▶ [EXERCISE AIM]: What is the number of lines in these entries that include "values"? Write that number and no other text.
⁂
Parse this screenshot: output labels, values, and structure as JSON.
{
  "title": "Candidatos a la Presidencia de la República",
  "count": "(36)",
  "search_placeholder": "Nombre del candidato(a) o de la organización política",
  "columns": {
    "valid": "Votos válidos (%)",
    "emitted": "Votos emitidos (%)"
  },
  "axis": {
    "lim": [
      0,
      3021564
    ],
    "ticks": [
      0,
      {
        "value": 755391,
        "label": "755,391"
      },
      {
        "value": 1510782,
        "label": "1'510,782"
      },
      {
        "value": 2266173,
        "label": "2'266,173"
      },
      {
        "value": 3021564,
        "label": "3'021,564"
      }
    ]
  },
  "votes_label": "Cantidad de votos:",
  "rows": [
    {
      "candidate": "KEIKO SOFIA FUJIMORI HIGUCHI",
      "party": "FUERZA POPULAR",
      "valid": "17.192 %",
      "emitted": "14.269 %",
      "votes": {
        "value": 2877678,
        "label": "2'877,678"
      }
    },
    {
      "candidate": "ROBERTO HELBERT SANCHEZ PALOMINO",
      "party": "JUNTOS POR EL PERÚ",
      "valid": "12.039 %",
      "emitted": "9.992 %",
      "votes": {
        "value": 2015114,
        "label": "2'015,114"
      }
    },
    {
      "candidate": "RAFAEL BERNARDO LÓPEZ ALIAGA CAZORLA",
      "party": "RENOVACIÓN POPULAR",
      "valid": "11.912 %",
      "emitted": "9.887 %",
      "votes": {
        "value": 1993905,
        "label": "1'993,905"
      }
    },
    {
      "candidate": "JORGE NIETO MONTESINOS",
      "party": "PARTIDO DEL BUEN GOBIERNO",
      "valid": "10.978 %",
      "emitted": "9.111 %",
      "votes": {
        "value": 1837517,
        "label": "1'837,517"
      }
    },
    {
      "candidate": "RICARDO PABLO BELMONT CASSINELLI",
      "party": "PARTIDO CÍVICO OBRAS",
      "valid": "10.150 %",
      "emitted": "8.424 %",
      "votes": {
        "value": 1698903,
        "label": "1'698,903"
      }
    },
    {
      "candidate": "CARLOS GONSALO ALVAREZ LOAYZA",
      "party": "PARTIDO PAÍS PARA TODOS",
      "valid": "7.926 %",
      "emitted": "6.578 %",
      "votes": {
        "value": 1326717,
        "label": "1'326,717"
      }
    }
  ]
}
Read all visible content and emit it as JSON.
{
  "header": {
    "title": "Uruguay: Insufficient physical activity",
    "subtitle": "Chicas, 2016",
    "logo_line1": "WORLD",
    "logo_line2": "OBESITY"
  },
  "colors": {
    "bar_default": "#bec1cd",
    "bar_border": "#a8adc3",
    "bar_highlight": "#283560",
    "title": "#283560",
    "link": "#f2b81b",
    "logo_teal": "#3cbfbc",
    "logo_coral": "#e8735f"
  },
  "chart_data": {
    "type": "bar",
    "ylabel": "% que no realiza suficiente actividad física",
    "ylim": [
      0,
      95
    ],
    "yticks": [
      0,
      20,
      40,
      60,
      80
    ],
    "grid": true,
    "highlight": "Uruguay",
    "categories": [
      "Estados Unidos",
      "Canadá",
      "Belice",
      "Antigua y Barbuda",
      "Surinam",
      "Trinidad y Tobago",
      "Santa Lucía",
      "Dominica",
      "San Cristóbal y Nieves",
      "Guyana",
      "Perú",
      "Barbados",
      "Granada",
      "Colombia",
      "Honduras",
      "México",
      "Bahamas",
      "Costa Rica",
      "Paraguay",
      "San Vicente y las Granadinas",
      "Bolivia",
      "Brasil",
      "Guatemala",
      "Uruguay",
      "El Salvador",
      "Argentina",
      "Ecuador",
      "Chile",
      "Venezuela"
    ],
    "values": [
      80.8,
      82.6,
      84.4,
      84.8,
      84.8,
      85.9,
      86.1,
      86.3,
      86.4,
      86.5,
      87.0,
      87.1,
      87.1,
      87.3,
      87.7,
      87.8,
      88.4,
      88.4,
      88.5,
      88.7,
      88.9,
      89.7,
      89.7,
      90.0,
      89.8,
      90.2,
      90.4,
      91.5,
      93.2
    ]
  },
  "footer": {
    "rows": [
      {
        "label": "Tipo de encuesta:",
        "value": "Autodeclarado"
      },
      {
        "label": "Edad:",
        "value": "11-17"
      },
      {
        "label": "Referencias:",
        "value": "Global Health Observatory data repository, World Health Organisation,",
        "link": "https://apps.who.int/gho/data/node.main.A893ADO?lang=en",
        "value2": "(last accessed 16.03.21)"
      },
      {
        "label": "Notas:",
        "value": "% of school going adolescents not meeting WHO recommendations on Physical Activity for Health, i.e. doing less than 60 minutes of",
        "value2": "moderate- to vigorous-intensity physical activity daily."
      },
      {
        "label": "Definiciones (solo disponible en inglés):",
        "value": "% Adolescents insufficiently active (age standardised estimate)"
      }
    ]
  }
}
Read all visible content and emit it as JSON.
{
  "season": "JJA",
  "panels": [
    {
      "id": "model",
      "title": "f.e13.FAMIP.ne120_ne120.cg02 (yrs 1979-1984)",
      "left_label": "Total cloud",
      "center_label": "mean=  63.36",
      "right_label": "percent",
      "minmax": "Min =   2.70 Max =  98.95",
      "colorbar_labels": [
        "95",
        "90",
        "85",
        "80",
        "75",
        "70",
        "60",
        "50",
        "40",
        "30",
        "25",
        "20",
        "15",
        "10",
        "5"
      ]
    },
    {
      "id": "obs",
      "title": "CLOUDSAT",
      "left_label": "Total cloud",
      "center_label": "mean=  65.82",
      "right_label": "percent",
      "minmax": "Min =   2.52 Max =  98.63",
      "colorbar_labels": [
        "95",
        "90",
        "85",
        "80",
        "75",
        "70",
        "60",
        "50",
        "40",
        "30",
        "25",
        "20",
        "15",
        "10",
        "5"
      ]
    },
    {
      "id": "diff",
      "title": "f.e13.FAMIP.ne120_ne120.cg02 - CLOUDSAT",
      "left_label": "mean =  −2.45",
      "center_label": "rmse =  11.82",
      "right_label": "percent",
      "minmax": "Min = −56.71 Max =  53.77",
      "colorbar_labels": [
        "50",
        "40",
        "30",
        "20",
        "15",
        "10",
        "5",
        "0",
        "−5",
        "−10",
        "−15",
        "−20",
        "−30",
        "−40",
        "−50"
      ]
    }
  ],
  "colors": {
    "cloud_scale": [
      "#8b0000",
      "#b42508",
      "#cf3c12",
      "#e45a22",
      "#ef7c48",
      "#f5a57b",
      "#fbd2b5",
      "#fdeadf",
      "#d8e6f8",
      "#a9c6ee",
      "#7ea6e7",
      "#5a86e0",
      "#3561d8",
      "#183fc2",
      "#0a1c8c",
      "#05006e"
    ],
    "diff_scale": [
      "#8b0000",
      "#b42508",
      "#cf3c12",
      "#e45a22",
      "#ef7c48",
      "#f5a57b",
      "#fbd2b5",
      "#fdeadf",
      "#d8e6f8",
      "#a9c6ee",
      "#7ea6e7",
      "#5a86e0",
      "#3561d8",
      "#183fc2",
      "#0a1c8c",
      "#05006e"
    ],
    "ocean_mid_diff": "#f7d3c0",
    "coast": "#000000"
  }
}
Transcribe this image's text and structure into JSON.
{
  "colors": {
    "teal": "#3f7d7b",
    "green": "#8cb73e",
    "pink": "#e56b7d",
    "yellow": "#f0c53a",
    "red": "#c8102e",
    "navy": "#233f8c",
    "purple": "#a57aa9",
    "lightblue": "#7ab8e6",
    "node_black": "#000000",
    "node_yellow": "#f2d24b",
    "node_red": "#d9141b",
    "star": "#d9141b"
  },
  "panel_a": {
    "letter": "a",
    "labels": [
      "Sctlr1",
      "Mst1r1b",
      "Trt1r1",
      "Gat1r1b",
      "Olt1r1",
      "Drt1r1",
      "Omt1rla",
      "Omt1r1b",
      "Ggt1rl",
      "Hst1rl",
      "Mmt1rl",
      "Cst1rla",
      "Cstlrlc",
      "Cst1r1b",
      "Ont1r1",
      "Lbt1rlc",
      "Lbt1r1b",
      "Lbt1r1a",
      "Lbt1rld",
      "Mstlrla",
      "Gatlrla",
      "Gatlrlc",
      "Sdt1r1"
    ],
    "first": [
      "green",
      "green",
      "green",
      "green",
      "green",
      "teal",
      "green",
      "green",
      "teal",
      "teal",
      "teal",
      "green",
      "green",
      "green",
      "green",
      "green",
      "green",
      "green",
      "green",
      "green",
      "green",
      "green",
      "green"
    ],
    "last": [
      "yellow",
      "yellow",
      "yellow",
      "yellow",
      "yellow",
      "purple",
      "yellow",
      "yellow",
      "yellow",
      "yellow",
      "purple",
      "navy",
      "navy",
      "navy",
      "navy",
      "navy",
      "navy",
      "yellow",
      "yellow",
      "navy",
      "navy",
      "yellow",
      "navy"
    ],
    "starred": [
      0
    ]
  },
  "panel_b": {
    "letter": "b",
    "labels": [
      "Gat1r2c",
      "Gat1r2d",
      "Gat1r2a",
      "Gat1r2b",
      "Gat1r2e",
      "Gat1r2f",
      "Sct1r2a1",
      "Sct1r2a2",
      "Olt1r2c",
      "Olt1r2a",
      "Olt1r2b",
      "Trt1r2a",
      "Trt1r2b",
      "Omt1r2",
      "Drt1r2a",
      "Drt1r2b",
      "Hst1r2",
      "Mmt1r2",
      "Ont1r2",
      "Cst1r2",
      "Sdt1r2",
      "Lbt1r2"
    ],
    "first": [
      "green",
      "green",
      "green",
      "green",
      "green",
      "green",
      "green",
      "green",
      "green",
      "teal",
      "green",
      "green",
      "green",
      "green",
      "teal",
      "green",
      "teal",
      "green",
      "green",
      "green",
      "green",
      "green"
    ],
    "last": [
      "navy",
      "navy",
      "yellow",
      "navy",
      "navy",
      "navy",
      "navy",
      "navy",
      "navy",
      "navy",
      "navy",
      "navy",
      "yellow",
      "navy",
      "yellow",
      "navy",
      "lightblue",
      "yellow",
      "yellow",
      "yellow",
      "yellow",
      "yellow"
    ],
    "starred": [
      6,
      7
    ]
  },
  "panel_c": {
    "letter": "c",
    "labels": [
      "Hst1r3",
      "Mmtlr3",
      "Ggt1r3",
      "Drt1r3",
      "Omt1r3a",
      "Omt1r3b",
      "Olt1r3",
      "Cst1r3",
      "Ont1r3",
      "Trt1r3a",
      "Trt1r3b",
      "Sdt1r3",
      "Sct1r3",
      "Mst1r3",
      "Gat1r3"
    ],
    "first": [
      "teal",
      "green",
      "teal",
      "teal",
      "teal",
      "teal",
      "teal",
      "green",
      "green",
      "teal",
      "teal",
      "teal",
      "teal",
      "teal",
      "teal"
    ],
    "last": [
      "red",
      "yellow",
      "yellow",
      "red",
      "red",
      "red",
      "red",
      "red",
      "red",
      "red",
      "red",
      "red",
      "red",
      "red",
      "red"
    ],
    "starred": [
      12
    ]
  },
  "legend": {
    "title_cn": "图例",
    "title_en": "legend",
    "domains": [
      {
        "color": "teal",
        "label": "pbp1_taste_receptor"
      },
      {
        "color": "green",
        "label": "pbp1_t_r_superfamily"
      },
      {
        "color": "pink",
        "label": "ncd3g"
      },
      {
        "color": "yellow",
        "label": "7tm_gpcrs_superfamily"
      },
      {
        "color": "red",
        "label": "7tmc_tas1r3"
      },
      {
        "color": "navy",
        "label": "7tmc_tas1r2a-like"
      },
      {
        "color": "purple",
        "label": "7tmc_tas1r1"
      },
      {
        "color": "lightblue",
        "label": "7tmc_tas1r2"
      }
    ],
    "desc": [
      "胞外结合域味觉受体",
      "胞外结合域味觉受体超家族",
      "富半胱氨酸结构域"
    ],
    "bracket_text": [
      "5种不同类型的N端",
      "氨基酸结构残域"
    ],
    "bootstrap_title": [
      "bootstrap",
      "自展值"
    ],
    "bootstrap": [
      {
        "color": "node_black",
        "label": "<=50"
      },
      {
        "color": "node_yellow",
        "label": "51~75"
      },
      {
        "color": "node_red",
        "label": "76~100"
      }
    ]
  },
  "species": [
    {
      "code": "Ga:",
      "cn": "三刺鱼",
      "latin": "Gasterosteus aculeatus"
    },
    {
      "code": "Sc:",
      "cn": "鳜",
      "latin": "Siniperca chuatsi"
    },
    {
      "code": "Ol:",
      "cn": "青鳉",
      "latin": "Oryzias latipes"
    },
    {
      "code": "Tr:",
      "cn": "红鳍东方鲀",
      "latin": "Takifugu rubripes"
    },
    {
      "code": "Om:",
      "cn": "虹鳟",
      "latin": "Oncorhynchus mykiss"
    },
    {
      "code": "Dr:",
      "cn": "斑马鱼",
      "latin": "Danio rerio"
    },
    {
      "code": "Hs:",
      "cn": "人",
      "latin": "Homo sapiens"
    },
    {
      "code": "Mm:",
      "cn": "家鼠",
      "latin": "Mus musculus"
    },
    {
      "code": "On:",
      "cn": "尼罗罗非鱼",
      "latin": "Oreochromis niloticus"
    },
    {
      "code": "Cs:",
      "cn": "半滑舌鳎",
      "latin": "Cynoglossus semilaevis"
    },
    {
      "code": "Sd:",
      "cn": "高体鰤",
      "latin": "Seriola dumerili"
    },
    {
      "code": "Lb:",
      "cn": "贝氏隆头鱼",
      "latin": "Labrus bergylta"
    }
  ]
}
⁂
▶ [RESPONSE TO THE EXERCISE]: 2